▶ **DIRECTION**: Report how many lines of the entries below contain the word "worry", and nothing more.

▶ **MATERIAL PROVIDED**:
═══
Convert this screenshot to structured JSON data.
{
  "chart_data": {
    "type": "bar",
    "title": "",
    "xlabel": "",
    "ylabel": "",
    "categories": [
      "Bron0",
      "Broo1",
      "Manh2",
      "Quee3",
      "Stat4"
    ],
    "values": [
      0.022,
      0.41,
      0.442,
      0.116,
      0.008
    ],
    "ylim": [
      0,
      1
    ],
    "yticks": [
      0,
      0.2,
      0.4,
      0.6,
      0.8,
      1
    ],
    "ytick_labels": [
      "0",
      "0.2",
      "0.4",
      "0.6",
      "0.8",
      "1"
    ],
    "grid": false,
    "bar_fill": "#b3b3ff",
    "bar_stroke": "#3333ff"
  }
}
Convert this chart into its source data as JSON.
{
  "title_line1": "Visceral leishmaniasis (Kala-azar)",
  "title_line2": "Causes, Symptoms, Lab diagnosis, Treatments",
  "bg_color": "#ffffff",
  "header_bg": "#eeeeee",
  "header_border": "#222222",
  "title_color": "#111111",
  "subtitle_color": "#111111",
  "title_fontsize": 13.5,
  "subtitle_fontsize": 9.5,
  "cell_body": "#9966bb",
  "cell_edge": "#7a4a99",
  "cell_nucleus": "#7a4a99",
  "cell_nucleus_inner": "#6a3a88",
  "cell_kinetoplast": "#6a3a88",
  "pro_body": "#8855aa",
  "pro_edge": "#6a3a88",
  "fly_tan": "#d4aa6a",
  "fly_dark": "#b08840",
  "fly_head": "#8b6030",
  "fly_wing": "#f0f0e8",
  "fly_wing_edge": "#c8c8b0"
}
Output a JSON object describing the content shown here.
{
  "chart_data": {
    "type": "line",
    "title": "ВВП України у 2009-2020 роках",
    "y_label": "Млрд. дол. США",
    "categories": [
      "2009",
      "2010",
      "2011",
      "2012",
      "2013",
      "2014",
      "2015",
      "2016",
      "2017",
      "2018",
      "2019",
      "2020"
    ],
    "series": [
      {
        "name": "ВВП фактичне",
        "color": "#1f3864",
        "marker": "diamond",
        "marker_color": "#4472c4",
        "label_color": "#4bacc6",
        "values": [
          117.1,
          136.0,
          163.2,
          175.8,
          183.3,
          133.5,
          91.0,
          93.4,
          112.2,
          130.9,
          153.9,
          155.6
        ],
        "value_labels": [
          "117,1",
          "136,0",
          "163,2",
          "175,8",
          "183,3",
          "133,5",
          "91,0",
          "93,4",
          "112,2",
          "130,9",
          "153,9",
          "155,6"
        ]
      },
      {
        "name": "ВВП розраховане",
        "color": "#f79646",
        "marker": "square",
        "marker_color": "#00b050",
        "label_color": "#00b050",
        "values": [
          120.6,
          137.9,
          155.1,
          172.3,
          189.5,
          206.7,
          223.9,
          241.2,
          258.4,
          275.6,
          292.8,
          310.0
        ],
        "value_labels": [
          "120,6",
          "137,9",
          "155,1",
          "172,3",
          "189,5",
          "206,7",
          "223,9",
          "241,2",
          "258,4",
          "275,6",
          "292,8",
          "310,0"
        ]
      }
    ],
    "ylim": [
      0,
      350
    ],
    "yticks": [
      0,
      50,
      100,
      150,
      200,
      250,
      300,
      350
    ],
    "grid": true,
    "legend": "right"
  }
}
═══
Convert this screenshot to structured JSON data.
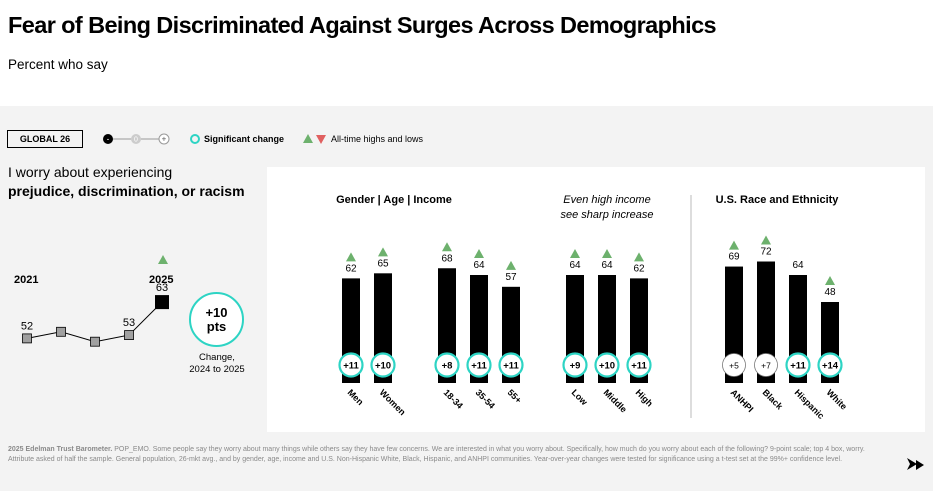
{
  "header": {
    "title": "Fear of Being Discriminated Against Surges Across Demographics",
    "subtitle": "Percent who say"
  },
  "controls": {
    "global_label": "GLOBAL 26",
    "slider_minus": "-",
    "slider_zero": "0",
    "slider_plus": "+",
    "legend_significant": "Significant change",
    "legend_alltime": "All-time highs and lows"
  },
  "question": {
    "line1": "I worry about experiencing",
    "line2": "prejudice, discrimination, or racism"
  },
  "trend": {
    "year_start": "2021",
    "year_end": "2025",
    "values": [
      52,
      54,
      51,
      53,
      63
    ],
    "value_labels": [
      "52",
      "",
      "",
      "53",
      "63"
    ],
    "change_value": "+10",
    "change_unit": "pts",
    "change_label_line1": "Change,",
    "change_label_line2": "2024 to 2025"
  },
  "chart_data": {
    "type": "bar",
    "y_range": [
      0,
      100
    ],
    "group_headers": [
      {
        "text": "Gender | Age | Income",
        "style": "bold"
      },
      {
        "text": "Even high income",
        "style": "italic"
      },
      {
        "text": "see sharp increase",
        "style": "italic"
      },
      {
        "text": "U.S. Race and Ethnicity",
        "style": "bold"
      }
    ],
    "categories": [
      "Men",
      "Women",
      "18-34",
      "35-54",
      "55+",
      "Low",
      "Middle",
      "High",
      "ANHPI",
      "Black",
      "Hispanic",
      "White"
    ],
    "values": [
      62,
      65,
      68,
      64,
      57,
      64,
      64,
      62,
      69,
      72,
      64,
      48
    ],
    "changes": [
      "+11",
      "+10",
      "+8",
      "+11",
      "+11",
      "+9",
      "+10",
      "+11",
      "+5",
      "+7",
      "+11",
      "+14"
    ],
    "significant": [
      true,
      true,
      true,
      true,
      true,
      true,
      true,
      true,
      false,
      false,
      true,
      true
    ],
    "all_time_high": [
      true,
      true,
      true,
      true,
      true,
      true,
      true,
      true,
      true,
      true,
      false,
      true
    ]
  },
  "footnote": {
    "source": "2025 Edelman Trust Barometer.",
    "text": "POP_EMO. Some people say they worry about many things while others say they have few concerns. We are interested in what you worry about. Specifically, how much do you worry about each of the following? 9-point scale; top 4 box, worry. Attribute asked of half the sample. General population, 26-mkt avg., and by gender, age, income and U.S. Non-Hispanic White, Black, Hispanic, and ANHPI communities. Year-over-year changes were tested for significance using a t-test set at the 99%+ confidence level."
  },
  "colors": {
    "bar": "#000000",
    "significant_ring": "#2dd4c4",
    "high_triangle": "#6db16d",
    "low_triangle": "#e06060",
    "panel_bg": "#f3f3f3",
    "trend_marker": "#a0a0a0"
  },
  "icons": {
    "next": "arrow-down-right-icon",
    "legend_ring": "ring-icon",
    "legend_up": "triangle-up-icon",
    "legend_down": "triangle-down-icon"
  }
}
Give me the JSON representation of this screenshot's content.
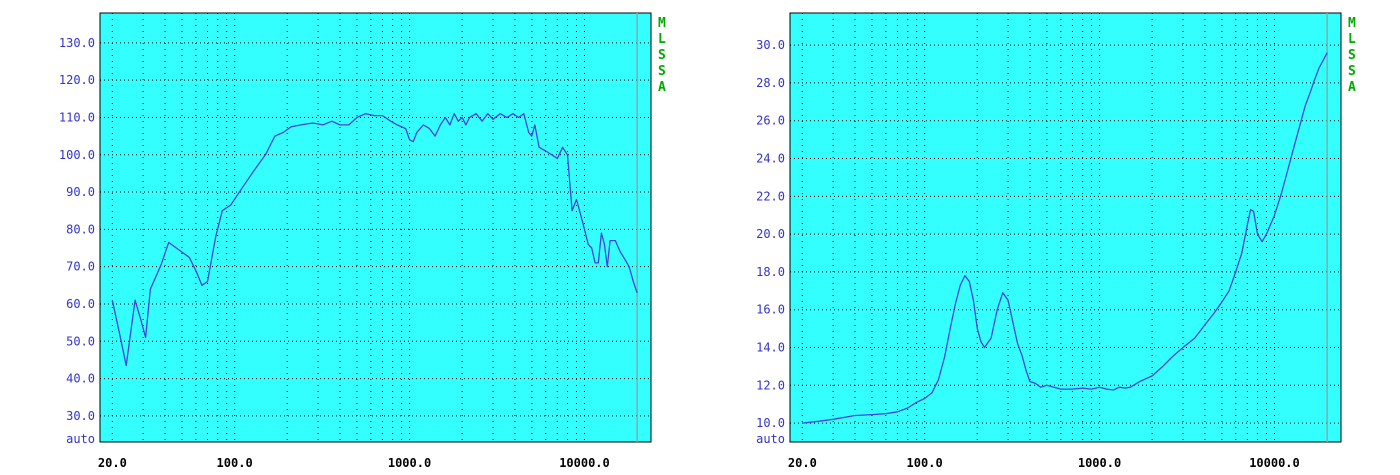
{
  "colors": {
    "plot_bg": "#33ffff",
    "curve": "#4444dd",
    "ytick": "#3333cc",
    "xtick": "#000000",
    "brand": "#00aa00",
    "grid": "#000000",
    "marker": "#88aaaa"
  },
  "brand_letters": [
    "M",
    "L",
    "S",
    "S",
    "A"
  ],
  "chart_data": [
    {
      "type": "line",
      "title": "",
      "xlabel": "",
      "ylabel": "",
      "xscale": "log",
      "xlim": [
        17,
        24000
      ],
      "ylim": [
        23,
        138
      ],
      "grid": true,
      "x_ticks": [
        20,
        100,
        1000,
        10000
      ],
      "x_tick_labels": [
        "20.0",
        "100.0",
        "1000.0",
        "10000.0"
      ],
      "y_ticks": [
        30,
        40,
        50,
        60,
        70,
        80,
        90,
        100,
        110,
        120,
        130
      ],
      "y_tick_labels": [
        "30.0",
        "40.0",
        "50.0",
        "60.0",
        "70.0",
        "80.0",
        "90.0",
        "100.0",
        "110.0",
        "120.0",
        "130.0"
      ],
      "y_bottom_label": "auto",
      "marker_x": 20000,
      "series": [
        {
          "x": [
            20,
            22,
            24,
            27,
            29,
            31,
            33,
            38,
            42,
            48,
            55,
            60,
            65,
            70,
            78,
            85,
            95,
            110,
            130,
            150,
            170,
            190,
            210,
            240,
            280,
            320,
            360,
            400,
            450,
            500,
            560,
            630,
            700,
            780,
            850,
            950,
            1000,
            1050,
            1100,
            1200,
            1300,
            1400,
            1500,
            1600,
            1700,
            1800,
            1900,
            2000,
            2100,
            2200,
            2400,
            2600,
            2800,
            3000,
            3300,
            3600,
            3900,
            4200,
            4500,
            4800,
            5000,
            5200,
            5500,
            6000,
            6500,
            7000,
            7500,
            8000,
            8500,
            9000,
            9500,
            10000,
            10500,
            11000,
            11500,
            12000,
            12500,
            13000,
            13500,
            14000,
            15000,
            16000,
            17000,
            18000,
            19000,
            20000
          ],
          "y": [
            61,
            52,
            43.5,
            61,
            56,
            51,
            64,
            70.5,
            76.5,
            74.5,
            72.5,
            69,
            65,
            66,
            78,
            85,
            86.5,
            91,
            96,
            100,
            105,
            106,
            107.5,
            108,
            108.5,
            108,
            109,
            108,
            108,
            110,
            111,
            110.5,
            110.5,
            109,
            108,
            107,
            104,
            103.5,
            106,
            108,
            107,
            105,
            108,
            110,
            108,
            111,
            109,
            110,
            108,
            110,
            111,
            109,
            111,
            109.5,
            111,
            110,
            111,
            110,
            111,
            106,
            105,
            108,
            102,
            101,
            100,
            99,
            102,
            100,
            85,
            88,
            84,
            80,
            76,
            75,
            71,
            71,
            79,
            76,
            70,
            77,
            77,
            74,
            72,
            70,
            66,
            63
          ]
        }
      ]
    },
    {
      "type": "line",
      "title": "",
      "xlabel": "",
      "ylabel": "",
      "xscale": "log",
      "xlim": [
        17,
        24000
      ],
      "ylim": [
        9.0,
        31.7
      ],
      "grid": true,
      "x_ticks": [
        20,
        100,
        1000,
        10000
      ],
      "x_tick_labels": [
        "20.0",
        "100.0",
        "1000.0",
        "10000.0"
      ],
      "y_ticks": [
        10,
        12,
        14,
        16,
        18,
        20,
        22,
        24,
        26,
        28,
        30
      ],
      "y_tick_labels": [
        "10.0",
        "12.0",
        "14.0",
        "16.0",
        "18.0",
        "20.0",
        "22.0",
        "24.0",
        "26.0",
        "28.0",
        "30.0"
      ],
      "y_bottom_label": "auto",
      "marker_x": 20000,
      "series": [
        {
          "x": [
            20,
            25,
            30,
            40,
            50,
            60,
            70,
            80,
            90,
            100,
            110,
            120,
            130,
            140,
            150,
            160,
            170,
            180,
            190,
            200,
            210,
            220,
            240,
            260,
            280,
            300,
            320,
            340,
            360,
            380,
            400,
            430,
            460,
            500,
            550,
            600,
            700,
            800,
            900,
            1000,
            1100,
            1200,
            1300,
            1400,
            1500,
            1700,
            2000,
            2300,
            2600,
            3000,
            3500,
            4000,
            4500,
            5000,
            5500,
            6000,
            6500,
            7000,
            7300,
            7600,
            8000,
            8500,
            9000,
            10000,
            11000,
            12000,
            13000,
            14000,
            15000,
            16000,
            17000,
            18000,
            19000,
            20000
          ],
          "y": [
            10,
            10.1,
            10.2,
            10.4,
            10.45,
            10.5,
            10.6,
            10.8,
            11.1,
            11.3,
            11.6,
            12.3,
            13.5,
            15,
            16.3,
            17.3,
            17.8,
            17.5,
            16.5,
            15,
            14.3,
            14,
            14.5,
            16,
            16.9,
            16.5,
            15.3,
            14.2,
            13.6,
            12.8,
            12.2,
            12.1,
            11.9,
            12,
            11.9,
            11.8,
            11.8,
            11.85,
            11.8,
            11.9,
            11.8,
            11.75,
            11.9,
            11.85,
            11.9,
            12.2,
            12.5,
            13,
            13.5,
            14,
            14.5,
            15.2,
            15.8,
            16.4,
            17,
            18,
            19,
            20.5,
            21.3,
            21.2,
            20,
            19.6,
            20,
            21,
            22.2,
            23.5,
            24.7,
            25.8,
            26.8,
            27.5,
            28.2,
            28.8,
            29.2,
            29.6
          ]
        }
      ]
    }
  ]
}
═══
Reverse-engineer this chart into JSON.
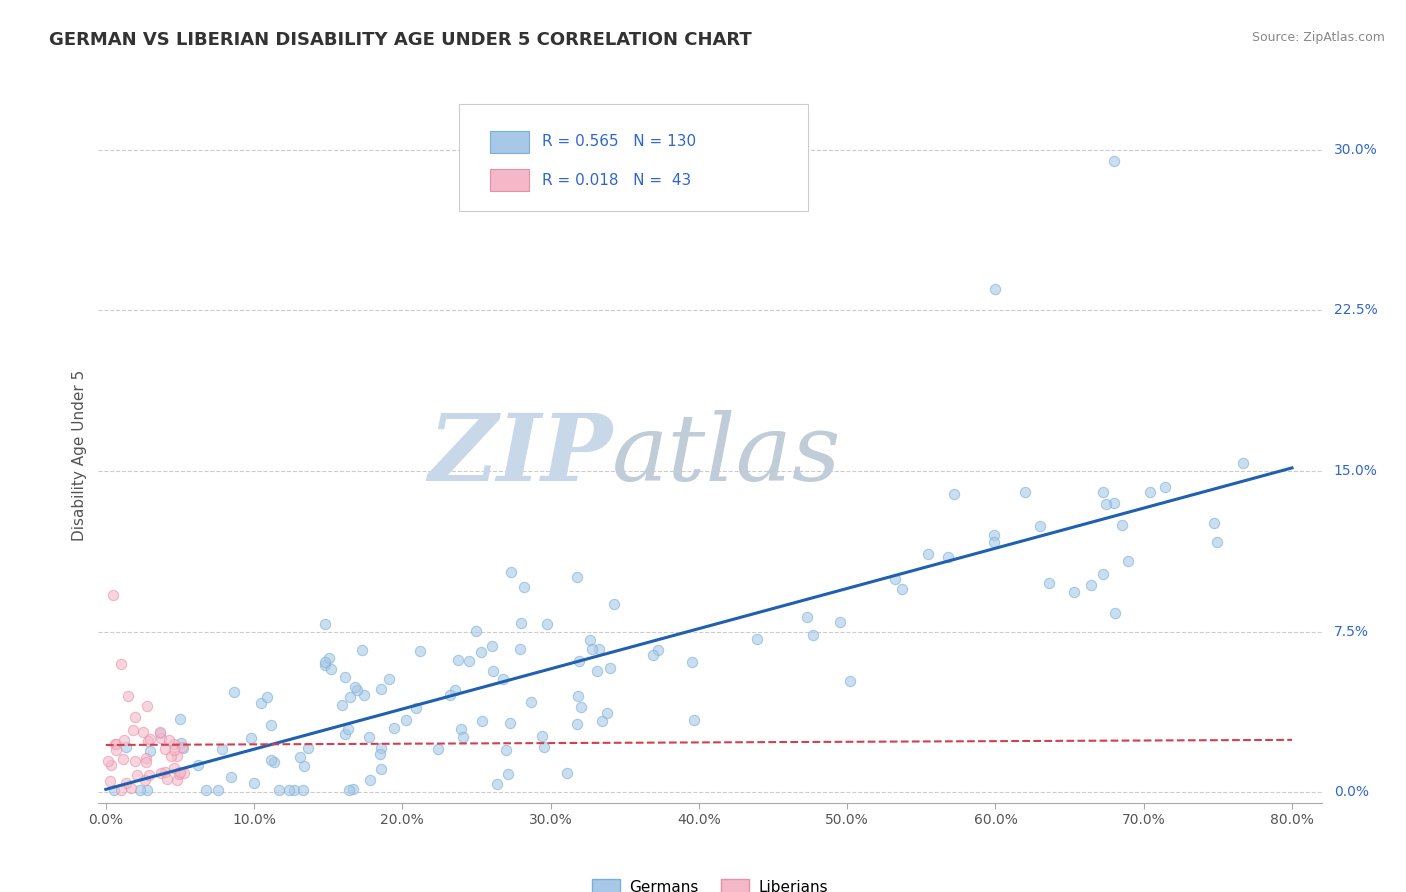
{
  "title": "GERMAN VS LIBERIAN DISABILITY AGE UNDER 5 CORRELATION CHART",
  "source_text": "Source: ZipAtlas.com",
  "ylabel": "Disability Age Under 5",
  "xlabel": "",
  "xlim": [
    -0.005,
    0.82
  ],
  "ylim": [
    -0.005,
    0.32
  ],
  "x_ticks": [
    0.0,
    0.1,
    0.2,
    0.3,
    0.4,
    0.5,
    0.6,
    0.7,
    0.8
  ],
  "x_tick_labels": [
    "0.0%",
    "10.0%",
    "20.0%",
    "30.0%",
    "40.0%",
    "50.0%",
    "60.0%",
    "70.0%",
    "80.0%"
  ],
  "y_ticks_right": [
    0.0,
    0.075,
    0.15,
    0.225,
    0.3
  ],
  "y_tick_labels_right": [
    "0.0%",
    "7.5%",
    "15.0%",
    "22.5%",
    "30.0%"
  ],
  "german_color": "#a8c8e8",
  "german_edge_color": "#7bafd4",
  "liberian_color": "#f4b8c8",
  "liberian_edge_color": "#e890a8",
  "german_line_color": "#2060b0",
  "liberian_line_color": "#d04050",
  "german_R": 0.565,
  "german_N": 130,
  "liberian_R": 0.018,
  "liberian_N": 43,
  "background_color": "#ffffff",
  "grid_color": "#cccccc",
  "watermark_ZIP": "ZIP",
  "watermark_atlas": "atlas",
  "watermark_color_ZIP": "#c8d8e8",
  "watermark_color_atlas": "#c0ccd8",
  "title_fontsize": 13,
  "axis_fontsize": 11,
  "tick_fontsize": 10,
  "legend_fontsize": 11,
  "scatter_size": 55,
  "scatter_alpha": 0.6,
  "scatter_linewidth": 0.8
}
═══
▶ **SOLUTION TO THIS TASK**: 2